* **Aim**
Copy each line in the data that includes the word "السنن".

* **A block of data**

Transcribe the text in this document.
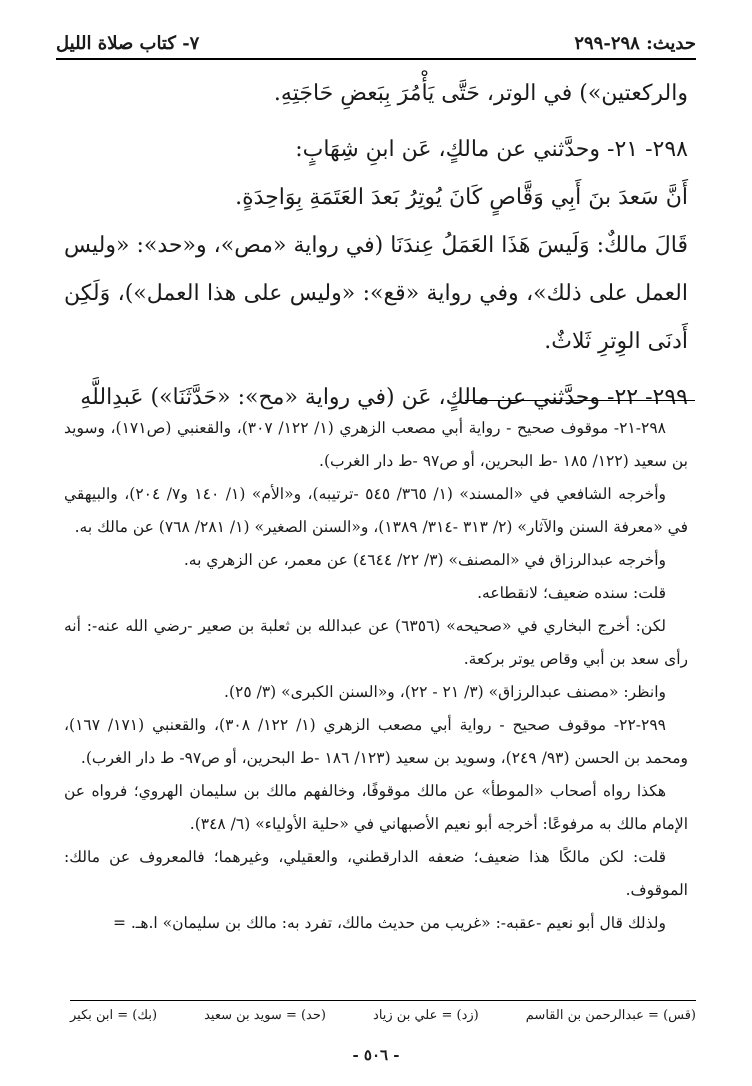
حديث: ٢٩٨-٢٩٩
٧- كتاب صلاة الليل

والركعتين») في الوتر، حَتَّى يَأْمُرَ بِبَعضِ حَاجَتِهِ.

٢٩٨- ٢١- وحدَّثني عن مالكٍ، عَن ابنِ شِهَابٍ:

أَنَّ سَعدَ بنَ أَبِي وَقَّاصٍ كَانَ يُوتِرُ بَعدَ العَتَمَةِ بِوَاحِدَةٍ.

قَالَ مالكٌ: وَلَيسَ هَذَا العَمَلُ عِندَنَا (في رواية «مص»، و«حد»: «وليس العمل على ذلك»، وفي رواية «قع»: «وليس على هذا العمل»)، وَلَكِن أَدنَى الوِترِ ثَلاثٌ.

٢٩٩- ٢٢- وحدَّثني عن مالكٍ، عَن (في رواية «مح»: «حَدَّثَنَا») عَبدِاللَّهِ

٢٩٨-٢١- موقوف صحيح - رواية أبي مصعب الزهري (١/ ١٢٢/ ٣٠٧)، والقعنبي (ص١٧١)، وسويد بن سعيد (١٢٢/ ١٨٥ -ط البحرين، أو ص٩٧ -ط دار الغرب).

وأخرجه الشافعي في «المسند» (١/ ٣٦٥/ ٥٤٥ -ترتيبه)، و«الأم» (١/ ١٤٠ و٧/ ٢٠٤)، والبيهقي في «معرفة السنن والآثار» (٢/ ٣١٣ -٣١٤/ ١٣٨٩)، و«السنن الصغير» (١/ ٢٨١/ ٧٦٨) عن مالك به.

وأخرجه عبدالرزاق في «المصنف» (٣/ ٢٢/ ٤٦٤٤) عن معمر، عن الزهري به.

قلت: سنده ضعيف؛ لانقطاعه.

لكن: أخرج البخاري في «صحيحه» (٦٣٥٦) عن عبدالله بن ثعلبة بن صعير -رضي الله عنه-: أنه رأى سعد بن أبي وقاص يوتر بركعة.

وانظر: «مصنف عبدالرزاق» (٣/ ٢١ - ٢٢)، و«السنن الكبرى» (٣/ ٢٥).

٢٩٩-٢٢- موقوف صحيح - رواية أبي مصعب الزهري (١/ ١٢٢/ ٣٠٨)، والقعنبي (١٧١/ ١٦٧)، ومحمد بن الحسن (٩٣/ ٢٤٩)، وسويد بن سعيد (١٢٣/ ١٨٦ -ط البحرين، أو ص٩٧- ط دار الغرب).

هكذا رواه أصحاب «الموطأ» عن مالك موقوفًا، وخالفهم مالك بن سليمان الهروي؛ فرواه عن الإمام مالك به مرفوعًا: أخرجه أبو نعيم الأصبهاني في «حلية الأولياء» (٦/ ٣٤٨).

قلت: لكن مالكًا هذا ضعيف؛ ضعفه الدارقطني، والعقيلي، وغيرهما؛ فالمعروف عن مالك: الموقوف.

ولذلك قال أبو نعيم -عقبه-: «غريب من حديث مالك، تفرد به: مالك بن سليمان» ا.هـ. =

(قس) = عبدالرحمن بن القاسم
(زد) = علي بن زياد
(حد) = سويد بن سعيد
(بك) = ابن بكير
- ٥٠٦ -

* **Result for this task**
وأخرجه الشافعي في «المسند» (١/ ٣٦٥/ ٥٤٥ -ترتيبه)، و«الأم» (١/ ١٤٠ و٧/ ٢٠٤)، والبيهقي في «معرفة السنن والآثار» (٢/ ٣١٣ -٣١٤/ ١٣٨٩)، و«السنن الصغير» (١/ ٢٨١/ ٧٦٨) عن مالك به.
وانظر: «مصنف عبدالرزاق» (٣/ ٢١ - ٢٢)، و«السنن الكبرى» (٣/ ٢٥).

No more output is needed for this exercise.